● **TASK INSTRUCTIONS**:
Wherever "komórka" appears in a line, copy that line.

Data entries:
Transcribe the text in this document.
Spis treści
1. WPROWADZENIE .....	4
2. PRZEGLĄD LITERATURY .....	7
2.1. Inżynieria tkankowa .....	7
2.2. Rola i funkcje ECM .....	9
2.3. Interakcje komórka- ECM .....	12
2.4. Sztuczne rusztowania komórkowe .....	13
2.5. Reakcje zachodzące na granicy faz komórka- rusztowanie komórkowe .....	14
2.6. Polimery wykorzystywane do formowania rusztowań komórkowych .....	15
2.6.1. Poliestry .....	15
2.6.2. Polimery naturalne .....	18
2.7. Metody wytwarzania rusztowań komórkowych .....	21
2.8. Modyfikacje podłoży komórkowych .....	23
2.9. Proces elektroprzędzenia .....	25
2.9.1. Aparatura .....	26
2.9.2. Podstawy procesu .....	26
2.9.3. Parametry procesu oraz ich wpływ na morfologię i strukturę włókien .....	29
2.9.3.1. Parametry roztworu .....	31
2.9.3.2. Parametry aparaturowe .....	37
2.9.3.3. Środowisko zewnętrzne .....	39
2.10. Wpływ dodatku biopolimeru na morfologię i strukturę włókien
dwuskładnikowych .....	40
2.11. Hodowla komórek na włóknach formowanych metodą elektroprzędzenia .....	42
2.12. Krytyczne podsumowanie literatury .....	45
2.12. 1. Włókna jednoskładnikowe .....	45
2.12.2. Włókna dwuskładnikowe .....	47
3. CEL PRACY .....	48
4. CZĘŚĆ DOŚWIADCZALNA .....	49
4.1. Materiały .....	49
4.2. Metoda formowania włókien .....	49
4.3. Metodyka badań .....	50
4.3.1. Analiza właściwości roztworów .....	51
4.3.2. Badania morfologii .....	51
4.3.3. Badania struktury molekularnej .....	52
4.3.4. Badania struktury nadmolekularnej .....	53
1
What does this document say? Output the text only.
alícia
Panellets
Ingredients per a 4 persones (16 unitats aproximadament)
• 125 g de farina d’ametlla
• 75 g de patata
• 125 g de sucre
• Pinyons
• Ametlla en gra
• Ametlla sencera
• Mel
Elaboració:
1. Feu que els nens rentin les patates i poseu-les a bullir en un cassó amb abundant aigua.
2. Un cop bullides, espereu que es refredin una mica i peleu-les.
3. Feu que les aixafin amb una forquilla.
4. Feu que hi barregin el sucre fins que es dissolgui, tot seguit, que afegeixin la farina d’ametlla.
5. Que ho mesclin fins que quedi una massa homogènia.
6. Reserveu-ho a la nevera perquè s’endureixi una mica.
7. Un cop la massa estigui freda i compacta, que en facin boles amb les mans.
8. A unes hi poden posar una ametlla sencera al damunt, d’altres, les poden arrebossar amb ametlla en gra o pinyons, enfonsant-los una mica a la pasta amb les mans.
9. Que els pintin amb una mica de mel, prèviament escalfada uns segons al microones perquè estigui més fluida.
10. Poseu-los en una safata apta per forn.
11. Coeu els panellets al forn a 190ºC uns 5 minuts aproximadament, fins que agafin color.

● **RESULT OF THIS EXERCISE**:
2.3. Interakcje komórka- ECM .....	12
2.5. Reakcje zachodzące na granicy faz komórka- rusztowanie komórkowe .....	14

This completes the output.